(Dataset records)
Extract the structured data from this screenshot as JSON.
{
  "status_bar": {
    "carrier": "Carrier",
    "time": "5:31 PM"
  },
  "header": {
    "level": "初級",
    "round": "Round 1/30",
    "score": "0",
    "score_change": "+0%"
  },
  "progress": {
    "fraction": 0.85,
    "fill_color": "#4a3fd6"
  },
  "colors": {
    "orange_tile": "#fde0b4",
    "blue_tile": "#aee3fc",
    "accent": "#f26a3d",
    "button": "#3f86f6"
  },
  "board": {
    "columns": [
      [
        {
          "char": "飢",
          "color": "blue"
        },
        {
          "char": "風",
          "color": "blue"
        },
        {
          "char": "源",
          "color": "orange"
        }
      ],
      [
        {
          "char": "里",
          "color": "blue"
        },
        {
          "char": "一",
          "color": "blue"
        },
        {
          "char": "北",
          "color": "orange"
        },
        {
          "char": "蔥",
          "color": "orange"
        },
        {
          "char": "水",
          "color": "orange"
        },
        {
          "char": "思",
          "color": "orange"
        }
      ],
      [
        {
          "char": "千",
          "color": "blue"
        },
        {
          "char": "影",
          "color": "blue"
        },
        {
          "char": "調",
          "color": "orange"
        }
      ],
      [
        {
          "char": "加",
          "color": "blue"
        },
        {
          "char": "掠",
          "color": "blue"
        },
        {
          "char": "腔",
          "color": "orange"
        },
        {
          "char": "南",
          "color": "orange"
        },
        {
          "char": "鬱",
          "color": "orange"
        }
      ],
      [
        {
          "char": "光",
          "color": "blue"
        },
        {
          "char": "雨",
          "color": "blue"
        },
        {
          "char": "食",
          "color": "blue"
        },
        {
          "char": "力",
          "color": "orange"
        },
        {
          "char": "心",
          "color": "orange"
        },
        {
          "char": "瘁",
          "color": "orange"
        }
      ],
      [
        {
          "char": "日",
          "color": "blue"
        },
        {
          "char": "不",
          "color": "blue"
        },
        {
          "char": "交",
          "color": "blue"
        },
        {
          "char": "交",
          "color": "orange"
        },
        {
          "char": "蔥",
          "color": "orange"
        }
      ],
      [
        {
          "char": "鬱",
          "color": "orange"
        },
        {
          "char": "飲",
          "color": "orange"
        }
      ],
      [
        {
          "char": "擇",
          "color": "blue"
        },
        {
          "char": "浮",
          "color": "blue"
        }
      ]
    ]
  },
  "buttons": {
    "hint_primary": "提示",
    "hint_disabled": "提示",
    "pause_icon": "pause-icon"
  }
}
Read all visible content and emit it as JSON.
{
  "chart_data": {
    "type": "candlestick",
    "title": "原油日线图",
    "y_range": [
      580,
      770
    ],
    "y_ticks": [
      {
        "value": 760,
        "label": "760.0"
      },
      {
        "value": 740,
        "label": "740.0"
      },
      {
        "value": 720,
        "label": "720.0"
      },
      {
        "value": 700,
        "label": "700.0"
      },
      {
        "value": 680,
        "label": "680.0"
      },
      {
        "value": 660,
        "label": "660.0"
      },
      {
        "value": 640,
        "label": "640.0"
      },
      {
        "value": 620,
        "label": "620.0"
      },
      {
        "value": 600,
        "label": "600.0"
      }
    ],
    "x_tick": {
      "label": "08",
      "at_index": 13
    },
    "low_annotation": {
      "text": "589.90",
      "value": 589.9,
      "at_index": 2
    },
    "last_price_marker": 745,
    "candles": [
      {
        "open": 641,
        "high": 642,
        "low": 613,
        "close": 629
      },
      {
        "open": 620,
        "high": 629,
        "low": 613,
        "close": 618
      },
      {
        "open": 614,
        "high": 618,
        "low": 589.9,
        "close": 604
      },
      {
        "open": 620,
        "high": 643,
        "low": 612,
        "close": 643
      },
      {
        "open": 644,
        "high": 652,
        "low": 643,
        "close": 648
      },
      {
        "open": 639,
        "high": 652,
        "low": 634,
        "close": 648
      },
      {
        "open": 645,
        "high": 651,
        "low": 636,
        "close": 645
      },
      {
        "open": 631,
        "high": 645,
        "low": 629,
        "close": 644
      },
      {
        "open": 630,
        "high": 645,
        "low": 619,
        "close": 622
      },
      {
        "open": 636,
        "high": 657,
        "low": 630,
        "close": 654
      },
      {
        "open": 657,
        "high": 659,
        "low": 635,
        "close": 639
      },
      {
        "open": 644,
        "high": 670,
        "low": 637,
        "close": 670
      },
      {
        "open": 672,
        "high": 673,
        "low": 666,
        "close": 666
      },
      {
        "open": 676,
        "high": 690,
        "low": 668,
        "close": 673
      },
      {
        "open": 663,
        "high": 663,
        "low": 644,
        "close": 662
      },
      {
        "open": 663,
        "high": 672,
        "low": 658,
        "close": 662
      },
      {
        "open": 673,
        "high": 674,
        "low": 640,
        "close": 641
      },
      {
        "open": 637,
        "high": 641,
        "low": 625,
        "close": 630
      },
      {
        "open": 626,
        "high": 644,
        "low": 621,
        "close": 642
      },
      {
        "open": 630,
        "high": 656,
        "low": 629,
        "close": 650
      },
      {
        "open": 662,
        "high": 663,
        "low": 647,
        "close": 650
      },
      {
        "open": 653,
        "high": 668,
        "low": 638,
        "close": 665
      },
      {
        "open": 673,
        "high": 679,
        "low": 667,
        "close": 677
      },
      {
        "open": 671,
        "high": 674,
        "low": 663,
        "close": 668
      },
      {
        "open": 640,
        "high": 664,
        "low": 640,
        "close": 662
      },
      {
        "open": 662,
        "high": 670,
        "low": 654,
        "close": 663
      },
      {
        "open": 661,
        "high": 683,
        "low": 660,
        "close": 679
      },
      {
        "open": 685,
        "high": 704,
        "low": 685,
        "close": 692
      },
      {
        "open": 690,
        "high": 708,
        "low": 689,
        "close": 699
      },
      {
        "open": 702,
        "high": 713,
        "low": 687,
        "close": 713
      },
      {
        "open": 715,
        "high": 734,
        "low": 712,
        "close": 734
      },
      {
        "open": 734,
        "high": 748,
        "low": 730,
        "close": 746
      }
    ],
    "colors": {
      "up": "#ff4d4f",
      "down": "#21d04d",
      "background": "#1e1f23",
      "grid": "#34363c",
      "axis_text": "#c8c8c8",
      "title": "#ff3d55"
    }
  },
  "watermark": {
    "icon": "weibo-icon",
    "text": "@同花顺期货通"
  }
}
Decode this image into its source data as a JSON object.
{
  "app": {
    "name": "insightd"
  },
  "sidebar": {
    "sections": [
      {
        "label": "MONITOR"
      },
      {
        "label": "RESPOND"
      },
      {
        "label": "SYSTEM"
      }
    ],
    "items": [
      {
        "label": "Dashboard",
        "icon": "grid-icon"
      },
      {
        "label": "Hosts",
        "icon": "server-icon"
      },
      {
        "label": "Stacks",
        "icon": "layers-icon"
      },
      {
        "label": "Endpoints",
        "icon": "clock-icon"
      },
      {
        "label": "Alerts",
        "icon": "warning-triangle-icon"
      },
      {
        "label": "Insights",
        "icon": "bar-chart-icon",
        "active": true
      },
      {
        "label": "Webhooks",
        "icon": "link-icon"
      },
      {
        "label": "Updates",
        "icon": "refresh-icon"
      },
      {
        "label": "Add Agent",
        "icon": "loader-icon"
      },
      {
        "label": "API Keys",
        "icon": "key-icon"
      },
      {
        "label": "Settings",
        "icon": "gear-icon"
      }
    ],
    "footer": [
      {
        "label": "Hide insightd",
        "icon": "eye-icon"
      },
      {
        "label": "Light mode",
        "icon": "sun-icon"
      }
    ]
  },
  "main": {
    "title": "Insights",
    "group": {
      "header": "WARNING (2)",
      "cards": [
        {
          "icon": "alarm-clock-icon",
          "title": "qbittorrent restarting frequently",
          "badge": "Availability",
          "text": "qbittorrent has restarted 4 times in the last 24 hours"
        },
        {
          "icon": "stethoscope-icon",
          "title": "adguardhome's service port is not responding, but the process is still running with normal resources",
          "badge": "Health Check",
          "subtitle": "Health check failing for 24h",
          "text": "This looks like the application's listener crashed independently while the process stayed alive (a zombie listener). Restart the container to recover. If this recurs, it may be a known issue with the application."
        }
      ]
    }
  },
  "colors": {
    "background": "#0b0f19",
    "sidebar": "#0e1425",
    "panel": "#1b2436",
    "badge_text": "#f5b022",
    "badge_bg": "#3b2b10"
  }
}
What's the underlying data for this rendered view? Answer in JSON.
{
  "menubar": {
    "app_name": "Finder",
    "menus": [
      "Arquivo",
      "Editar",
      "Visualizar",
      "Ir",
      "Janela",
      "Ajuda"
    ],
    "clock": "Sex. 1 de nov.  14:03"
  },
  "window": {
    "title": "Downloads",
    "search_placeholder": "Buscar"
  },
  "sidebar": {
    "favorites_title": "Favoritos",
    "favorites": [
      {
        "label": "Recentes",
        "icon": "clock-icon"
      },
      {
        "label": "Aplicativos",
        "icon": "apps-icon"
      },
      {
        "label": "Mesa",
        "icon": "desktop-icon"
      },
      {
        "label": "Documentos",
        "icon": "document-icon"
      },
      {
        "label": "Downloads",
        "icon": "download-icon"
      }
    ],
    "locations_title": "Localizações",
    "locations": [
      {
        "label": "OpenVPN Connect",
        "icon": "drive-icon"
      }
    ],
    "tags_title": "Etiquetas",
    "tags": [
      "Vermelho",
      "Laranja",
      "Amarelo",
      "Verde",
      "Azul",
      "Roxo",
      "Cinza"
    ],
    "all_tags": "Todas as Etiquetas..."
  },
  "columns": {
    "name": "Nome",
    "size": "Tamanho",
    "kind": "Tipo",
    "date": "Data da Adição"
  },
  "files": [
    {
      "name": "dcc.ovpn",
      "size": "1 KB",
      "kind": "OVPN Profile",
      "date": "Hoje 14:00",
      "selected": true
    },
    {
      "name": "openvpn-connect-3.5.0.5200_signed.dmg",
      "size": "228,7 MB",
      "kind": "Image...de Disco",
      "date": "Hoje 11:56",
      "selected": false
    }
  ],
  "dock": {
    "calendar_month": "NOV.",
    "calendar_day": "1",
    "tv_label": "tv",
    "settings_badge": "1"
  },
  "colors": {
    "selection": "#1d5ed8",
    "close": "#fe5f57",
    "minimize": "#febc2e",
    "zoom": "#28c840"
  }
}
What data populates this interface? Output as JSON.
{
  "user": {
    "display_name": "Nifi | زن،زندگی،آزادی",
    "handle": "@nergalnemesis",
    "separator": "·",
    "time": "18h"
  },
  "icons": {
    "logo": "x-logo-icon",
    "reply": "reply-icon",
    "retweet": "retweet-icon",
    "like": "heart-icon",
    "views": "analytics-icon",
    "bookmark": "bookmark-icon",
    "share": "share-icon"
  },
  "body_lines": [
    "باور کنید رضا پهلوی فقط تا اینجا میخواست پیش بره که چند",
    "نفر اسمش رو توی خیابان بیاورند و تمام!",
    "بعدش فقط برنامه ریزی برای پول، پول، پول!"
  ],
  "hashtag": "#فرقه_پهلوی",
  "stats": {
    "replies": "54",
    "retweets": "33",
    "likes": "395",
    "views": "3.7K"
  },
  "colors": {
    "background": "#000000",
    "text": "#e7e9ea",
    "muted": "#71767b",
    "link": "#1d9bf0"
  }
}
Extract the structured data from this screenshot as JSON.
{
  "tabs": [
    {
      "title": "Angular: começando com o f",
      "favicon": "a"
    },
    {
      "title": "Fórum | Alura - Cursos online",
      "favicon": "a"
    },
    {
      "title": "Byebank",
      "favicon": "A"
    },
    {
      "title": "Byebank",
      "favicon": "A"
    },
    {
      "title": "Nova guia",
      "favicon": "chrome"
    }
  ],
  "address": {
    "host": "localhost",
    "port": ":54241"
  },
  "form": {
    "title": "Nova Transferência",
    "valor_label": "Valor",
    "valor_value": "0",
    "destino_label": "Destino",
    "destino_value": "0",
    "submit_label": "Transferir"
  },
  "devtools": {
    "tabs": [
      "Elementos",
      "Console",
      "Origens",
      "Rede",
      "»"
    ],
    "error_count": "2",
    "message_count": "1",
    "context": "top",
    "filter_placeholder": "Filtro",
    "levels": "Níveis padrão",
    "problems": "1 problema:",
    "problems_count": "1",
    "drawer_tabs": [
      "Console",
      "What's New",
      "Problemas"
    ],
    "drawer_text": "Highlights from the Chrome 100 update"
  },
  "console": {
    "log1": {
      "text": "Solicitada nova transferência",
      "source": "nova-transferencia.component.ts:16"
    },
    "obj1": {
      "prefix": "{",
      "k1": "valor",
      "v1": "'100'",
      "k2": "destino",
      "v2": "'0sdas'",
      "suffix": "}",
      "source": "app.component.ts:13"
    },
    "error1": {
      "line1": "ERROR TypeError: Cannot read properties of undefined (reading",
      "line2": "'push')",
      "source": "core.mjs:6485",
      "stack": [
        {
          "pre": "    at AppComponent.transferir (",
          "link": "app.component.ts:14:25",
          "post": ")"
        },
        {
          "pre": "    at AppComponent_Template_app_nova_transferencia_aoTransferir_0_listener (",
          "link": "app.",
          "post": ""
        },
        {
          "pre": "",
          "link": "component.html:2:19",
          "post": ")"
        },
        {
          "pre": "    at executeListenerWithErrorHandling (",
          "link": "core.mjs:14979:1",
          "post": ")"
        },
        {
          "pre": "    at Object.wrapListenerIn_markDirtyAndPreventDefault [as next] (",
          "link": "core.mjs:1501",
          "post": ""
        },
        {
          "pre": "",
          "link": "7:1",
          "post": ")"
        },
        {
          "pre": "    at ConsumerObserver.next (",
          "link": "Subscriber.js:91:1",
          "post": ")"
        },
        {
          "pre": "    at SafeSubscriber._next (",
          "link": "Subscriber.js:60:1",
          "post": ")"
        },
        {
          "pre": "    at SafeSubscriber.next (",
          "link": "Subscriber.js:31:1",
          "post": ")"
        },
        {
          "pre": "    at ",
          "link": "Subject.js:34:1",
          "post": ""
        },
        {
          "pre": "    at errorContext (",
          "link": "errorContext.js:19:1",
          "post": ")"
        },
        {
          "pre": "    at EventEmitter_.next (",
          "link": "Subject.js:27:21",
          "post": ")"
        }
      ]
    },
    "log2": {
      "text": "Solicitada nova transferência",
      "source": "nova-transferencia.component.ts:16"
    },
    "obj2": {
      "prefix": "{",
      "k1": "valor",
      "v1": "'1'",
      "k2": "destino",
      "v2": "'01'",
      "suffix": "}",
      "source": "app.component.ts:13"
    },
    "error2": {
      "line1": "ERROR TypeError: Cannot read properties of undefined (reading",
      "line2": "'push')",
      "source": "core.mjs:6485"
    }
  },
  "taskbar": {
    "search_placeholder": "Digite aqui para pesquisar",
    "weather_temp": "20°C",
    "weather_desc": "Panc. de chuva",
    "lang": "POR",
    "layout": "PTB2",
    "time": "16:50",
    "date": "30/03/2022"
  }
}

**Goal**
Copy out every line from the data above that has "background" in it.

**Correct response**
      "background": "#1e1f23",
    "background": "#0b0f19",
    "background": "#000000",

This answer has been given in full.